====== DATA IN THIS EXERCISE ======
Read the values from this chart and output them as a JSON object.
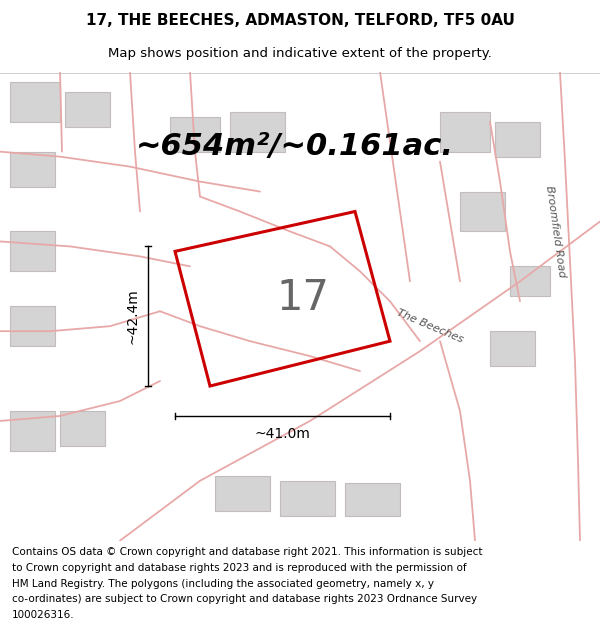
{
  "title_line1": "17, THE BEECHES, ADMASTON, TELFORD, TF5 0AU",
  "title_line2": "Map shows position and indicative extent of the property.",
  "area_text": "~654m²/~0.161ac.",
  "label_17": "17",
  "dim_vertical": "~42.4m",
  "dim_horizontal": "~41.0m",
  "footer_lines": [
    "Contains OS data © Crown copyright and database right 2021. This information is subject",
    "to Crown copyright and database rights 2023 and is reproduced with the permission of",
    "HM Land Registry. The polygons (including the associated geometry, namely x, y",
    "co-ordinates) are subject to Crown copyright and database rights 2023 Ordnance Survey",
    "100026316."
  ],
  "road_label_1": "Broomfield Road",
  "road_label_2": "The Beeches",
  "bg_color": "#ebebeb",
  "map_bg": "#e4e4e4",
  "plot_color_edge": "#cc0000",
  "road_color": "#e8a8a8",
  "building_color": "#d4d4d4",
  "building_edge": "#c4bcbc",
  "title_fontsize": 11,
  "subtitle_fontsize": 9.5,
  "area_fontsize": 22,
  "dim_fontsize": 10,
  "footer_fontsize": 7.5,
  "road_label_fontsize": 8
}
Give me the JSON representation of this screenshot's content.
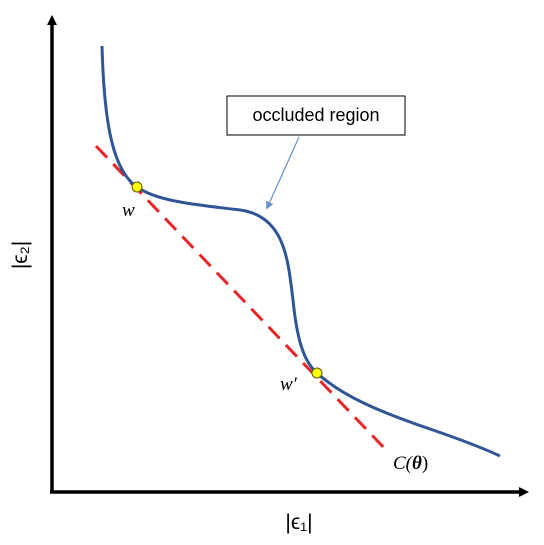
{
  "axes": {
    "x_label": "|ϵ₁|",
    "y_label": "|ϵ₂|"
  },
  "callout": {
    "text": "occluded region"
  },
  "points": [
    {
      "id": "w",
      "label": "w"
    },
    {
      "id": "w_prime",
      "label": "w′"
    }
  ],
  "line_label": "C(",
  "line_label_theta": "θ",
  "line_label_close": ")",
  "colors": {
    "curve": "#2f5597",
    "tangent_line": "#e8262a",
    "point_fill": "#ffff00",
    "axes": "#000000",
    "callout_arrow": "#6a8fc7"
  }
}
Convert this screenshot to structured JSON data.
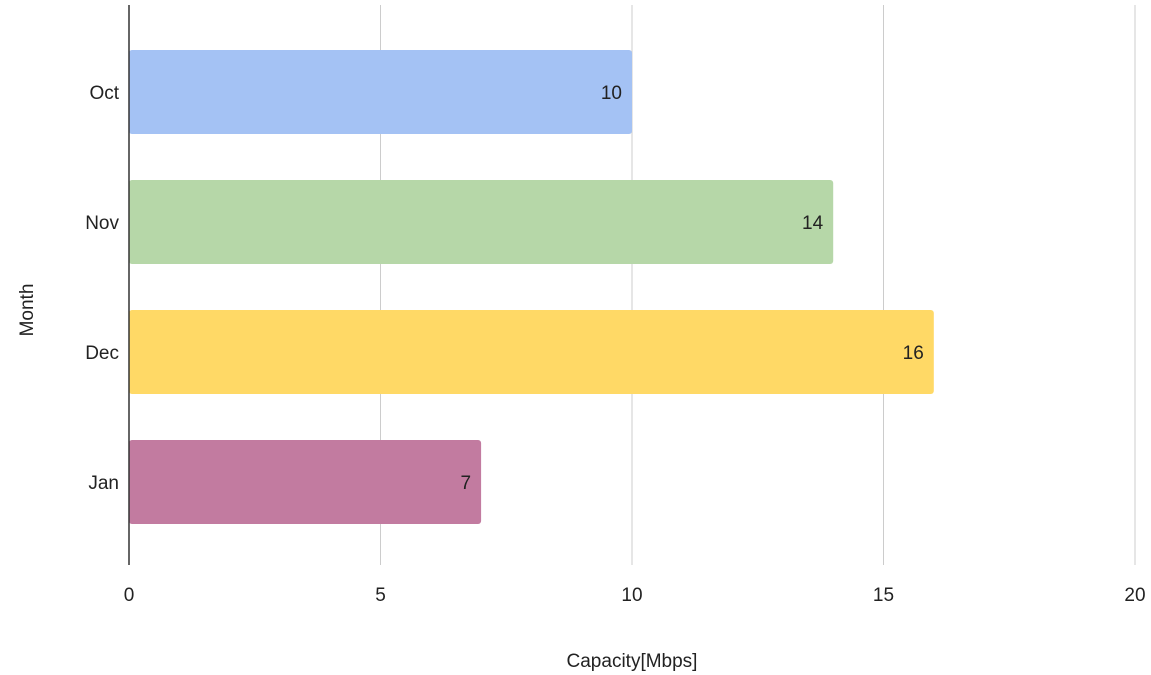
{
  "chart_data": {
    "type": "bar",
    "orientation": "horizontal",
    "categories": [
      "Oct",
      "Nov",
      "Dec",
      "Jan"
    ],
    "values": [
      10,
      14,
      16,
      7
    ],
    "colors": [
      "#a4c2f4",
      "#b6d7a8",
      "#ffd966",
      "#c27ba0"
    ],
    "data_labels": [
      "10",
      "14",
      "16",
      "7"
    ],
    "xlabel": "Capacity[Mbps]",
    "ylabel": "Month",
    "xlim": [
      0,
      20
    ],
    "xticks": [
      0,
      5,
      10,
      15,
      20
    ],
    "xtick_labels": [
      "0",
      "5",
      "10",
      "15",
      "20"
    ],
    "grid": "vertical",
    "legend": "none"
  }
}
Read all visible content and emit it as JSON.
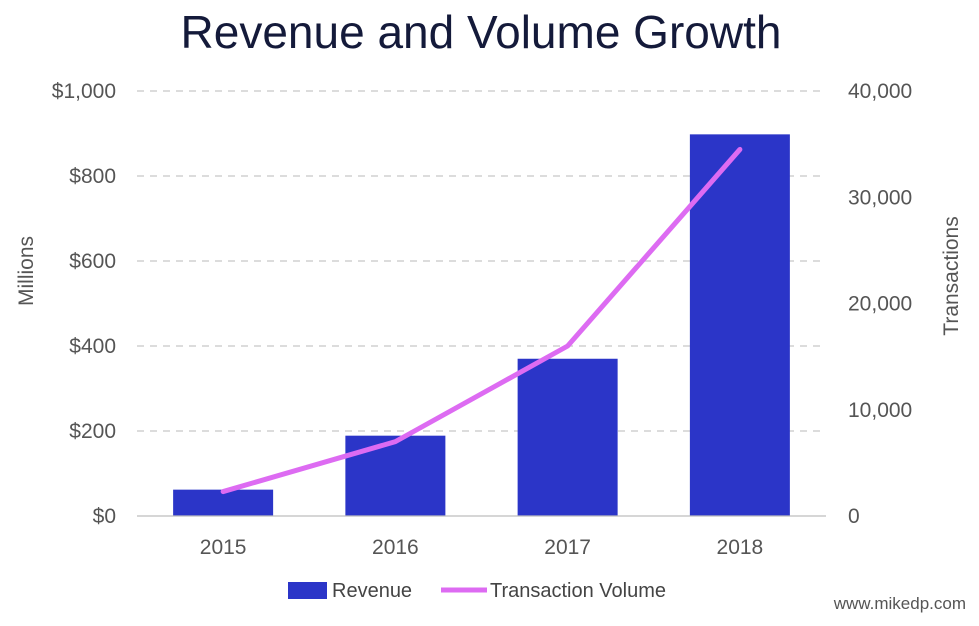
======
[WORK TO COMPLETE]
Check each line of the records above for the string "subject", and report every line that has it.

[SOLUTION TO THIS TASK]
    "Contains OS data © Crown copyright and database right 2021. This information is subject",
    "co-ordinates) are subject to Crown copyright and database rights 2023 Ordnance Survey",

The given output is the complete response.